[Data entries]
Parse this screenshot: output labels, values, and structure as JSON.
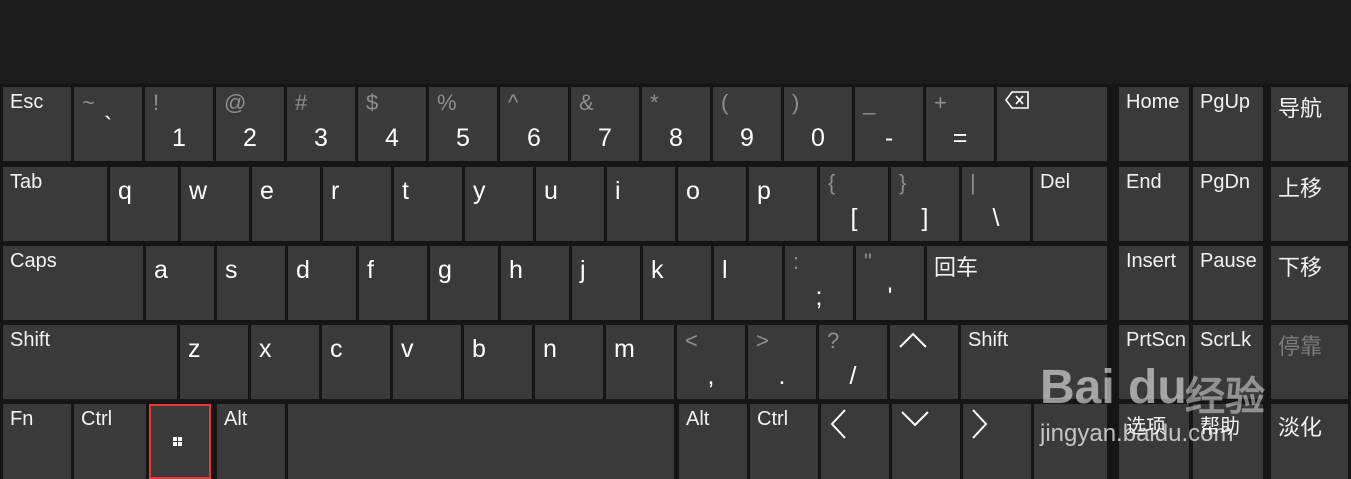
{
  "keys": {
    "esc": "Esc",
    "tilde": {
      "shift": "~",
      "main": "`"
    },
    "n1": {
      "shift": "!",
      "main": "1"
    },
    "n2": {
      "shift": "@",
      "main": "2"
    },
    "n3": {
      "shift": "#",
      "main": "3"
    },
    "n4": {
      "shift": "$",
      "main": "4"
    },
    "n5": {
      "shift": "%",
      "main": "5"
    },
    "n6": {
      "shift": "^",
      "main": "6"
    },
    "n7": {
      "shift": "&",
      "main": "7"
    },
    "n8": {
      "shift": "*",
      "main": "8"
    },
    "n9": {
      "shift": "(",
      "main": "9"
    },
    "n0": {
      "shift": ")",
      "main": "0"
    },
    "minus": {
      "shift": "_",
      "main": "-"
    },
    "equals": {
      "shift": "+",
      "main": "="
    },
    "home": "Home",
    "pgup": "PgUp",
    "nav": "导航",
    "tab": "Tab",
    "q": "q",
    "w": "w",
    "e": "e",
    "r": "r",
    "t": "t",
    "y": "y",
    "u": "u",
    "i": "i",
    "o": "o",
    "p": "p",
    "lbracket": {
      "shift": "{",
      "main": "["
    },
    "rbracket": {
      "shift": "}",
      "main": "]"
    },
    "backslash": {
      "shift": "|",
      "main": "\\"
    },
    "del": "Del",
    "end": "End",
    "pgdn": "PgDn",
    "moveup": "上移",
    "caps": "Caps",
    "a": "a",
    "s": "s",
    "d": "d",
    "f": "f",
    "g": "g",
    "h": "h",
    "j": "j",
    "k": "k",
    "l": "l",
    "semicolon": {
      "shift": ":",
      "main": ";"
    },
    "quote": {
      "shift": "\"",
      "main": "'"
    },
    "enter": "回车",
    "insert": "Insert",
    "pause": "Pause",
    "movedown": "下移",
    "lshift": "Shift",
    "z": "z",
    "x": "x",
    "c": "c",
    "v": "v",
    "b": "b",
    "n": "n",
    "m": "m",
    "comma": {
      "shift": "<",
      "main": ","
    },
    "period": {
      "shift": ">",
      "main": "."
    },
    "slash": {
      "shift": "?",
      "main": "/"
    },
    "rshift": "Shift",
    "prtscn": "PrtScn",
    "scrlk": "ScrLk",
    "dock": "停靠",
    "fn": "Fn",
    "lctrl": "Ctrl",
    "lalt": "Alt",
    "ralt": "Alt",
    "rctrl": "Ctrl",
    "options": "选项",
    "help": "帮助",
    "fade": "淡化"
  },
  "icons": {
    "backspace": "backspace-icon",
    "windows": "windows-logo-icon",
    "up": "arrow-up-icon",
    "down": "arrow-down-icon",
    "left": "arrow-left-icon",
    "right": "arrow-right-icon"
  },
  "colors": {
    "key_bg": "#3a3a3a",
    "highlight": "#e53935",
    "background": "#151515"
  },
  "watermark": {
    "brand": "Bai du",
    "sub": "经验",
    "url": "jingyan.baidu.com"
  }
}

Written exercise: Would you return the data exactly as written, without the pictures?

Task output:
Parse this screenshot: output labels, values, and structure as JSON.
{
  "keys": {
    "esc": "Esc",
    "tilde": {
      "shift": "~",
      "main": "`"
    },
    "n1": {
      "shift": "!",
      "main": "1"
    },
    "n2": {
      "shift": "@",
      "main": "2"
    },
    "n3": {
      "shift": "#",
      "main": "3"
    },
    "n4": {
      "shift": "$",
      "main": "4"
    },
    "n5": {
      "shift": "%",
      "main": "5"
    },
    "n6": {
      "shift": "^",
      "main": "6"
    },
    "n7": {
      "shift": "&",
      "main": "7"
    },
    "n8": {
      "shift": "*",
      "main": "8"
    },
    "n9": {
      "shift": "(",
      "main": "9"
    },
    "n0": {
      "shift": ")",
      "main": "0"
    },
    "minus": {
      "shift": "_",
      "main": "-"
    },
    "equals": {
      "shift": "+",
      "main": "="
    },
    "home": "Home",
    "pgup": "PgUp",
    "nav": "导航",
    "tab": "Tab",
    "q": "q",
    "w": "w",
    "e": "e",
    "r": "r",
    "t": "t",
    "y": "y",
    "u": "u",
    "i": "i",
    "o": "o",
    "p": "p",
    "lbracket": {
      "shift": "{",
      "main": "["
    },
    "rbracket": {
      "shift": "}",
      "main": "]"
    },
    "backslash": {
      "shift": "|",
      "main": "\\"
    },
    "del": "Del",
    "end": "End",
    "pgdn": "PgDn",
    "moveup": "上移",
    "caps": "Caps",
    "a": "a",
    "s": "s",
    "d": "d",
    "f": "f",
    "g": "g",
    "h": "h",
    "j": "j",
    "k": "k",
    "l": "l",
    "semicolon": {
      "shift": ":",
      "main": ";"
    },
    "quote": {
      "shift": "\"",
      "main": "'"
    },
    "enter": "回车",
    "insert": "Insert",
    "pause": "Pause",
    "movedown": "下移",
    "lshift": "Shift",
    "z": "z",
    "x": "x",
    "c": "c",
    "v": "v",
    "b": "b",
    "n": "n",
    "m": "m",
    "comma": {
      "shift": "<",
      "main": ","
    },
    "period": {
      "shift": ">",
      "main": "."
    },
    "slash": {
      "shift": "?",
      "main": "/"
    },
    "rshift": "Shift",
    "prtscn": "PrtScn",
    "scrlk": "ScrLk",
    "dock": "停靠",
    "fn": "Fn",
    "lctrl": "Ctrl",
    "lalt": "Alt",
    "ralt": "Alt",
    "rctrl": "Ctrl",
    "options": "选项",
    "help": "帮助",
    "fade": "淡化"
  },
  "icons": {
    "backspace": "backspace-icon",
    "windows": "windows-logo-icon",
    "up": "arrow-up-icon",
    "down": "arrow-down-icon",
    "left": "arrow-left-icon",
    "right": "arrow-right-icon"
  },
  "colors": {
    "key_bg": "#3a3a3a",
    "highlight": "#e53935",
    "background": "#151515"
  },
  "watermark": {
    "brand": "Bai du",
    "sub": "经验",
    "url": "jingyan.baidu.com"
  }
}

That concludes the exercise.